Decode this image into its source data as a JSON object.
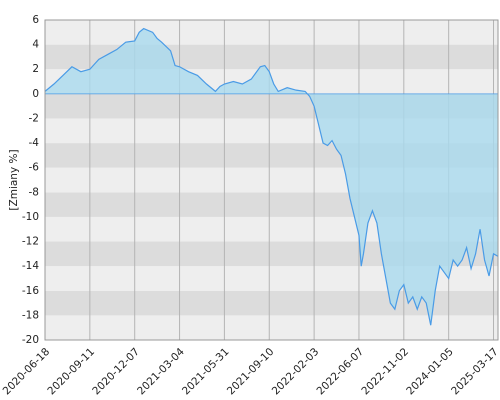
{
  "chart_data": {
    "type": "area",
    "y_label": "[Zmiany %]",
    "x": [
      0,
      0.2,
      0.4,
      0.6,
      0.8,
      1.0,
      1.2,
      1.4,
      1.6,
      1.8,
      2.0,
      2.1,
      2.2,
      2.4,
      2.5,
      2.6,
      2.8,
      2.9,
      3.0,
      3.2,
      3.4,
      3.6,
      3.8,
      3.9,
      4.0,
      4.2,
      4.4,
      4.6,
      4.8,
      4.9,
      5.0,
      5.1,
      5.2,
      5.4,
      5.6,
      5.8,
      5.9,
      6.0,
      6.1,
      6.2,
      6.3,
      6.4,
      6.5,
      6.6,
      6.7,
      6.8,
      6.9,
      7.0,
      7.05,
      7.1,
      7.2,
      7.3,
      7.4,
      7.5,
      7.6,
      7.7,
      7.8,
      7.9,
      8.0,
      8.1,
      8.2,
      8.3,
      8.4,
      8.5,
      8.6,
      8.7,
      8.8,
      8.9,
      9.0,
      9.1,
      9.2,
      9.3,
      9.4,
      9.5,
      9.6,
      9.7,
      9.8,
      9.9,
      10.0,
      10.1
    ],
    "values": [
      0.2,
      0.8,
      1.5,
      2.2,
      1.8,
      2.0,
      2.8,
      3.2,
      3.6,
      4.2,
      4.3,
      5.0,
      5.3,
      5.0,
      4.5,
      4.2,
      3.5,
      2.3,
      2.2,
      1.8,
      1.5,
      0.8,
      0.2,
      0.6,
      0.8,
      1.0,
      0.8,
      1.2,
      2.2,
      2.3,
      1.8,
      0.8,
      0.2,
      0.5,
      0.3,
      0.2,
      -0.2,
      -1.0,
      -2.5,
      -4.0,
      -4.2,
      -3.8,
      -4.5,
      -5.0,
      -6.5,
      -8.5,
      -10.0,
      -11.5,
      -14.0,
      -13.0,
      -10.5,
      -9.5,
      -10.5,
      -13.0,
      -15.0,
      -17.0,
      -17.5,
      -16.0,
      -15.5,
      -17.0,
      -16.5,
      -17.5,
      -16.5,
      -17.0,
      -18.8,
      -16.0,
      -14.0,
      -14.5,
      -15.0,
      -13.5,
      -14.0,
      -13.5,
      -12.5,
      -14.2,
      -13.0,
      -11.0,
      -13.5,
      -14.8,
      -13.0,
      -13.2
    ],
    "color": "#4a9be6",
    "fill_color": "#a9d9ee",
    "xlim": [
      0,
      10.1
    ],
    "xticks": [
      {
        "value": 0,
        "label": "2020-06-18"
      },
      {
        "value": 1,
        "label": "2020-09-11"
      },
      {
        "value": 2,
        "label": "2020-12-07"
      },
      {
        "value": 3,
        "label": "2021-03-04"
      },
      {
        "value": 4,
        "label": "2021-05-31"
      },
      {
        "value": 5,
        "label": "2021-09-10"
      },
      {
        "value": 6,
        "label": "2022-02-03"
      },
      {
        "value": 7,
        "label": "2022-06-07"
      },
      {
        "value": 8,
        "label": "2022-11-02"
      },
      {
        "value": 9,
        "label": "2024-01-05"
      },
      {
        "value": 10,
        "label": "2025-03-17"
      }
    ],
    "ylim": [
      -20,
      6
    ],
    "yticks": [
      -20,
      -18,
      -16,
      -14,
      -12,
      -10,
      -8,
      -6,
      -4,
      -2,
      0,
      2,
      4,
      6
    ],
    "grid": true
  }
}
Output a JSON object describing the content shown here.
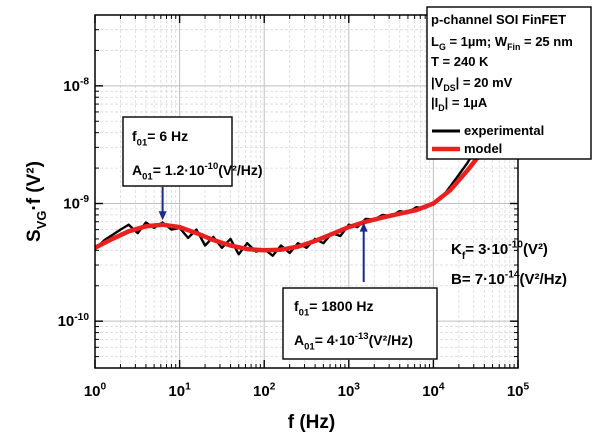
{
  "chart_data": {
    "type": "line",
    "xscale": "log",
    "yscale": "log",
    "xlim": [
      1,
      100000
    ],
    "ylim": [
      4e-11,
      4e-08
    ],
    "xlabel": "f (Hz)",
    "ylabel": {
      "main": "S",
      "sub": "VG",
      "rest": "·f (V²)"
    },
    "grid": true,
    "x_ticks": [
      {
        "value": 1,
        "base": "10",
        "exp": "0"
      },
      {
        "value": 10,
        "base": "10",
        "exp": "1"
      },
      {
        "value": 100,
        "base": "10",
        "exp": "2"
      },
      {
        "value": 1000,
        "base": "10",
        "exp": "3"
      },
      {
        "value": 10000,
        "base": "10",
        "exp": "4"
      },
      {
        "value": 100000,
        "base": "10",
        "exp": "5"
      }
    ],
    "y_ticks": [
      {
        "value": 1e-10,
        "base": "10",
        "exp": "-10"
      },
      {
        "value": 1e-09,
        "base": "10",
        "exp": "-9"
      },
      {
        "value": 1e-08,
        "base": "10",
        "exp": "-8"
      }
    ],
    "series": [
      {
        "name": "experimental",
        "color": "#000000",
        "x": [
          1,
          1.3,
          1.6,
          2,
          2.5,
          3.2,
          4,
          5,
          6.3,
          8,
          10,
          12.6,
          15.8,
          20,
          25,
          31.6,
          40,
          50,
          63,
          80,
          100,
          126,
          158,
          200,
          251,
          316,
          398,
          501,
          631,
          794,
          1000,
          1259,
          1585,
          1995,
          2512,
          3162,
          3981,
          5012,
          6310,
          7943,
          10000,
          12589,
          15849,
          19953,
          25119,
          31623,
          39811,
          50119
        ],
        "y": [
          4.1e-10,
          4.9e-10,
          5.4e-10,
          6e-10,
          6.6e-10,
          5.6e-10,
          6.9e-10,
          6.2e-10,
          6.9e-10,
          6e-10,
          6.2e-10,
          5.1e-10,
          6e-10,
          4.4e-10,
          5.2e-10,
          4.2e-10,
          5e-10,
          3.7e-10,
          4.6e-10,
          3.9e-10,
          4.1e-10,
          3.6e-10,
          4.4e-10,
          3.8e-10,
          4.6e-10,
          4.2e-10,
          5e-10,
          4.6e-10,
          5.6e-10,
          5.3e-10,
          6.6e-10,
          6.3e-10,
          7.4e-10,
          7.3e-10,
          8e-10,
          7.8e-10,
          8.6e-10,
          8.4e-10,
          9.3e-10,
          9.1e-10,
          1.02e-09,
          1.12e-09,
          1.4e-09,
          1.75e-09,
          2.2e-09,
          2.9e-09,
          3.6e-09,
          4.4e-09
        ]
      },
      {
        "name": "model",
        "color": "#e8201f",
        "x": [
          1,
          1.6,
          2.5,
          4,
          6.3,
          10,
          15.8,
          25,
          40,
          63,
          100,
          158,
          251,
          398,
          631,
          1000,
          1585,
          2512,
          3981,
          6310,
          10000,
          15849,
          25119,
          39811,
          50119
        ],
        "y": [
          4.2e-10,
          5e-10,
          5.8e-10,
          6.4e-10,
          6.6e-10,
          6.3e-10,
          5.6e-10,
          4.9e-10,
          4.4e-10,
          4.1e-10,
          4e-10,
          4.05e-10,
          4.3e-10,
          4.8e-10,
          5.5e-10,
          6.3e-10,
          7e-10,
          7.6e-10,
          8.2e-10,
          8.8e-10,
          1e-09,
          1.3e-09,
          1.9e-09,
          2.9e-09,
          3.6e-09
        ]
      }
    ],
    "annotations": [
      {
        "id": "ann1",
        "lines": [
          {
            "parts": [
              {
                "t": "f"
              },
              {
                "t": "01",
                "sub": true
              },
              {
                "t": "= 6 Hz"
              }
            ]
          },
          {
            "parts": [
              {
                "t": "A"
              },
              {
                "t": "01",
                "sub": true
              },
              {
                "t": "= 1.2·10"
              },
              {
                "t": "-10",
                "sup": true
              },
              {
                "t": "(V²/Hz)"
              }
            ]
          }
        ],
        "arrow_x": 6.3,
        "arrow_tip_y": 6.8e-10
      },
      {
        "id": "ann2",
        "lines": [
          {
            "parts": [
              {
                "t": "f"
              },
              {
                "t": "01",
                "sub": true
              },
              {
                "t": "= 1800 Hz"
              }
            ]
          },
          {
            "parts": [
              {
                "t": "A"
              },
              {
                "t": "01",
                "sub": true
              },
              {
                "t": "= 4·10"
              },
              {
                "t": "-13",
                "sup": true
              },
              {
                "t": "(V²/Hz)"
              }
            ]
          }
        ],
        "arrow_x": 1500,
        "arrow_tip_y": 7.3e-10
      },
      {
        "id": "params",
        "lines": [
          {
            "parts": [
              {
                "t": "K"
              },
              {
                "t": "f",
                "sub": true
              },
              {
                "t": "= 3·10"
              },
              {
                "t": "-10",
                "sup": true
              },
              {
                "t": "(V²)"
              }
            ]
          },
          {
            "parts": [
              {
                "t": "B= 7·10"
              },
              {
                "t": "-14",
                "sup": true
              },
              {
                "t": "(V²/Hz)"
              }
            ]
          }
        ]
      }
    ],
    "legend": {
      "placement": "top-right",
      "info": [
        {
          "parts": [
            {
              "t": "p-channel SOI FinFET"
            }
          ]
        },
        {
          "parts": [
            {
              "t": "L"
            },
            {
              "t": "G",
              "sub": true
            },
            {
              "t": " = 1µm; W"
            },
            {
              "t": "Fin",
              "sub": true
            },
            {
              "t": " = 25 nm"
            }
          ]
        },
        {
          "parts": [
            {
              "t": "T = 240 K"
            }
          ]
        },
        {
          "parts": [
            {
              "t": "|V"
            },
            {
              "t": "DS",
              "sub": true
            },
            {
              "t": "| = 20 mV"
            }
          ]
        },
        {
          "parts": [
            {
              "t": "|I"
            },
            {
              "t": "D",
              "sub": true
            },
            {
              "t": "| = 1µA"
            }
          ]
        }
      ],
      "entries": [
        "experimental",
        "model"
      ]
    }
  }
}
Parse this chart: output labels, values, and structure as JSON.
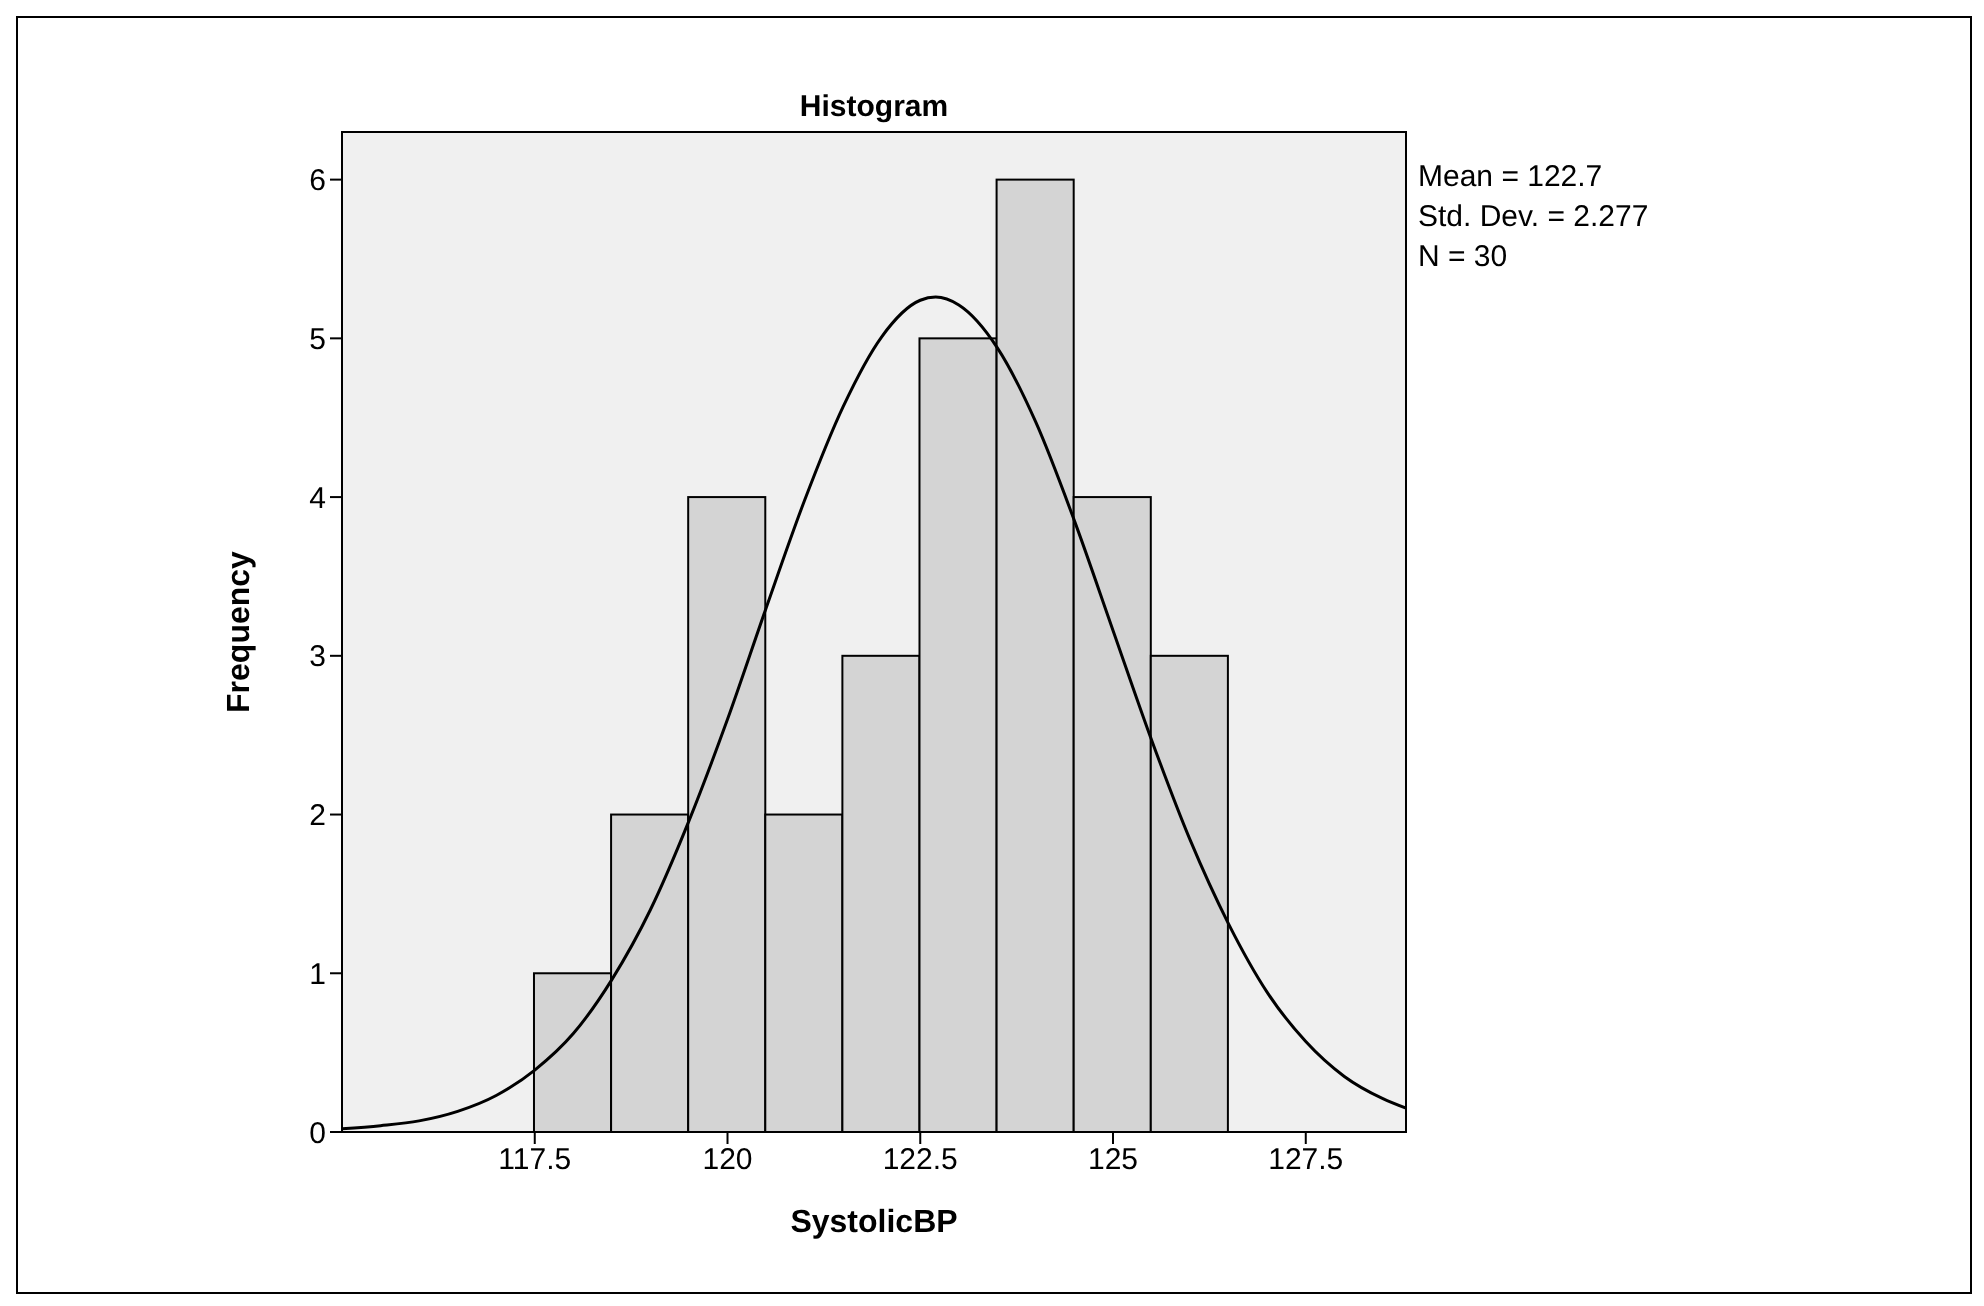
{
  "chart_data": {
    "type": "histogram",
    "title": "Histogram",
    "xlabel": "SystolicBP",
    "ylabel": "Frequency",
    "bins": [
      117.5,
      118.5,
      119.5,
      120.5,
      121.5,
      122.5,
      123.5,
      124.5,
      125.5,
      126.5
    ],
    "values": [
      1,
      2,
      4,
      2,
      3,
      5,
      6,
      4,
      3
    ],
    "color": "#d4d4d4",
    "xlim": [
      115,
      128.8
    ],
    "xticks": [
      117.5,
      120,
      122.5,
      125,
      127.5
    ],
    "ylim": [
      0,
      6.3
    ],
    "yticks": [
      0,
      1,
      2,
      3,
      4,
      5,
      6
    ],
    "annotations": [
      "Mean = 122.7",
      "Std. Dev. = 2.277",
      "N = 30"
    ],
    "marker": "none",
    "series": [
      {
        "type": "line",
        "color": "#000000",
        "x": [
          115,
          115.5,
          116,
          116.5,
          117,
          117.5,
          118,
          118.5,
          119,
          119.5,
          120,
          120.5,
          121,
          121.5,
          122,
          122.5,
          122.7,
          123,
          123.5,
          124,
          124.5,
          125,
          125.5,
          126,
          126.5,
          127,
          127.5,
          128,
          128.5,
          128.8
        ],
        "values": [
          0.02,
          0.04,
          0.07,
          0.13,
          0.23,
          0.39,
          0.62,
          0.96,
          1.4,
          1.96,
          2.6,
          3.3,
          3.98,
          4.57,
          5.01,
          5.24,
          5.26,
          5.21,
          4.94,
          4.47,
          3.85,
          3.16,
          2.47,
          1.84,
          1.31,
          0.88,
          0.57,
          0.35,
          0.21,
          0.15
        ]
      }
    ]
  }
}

+++++

> [The request]: Select every line where the word "type" occurs.

> [Answer below]:
    "type": "area",
    "type": "line",
    "type": "histogram",
        "type": "line",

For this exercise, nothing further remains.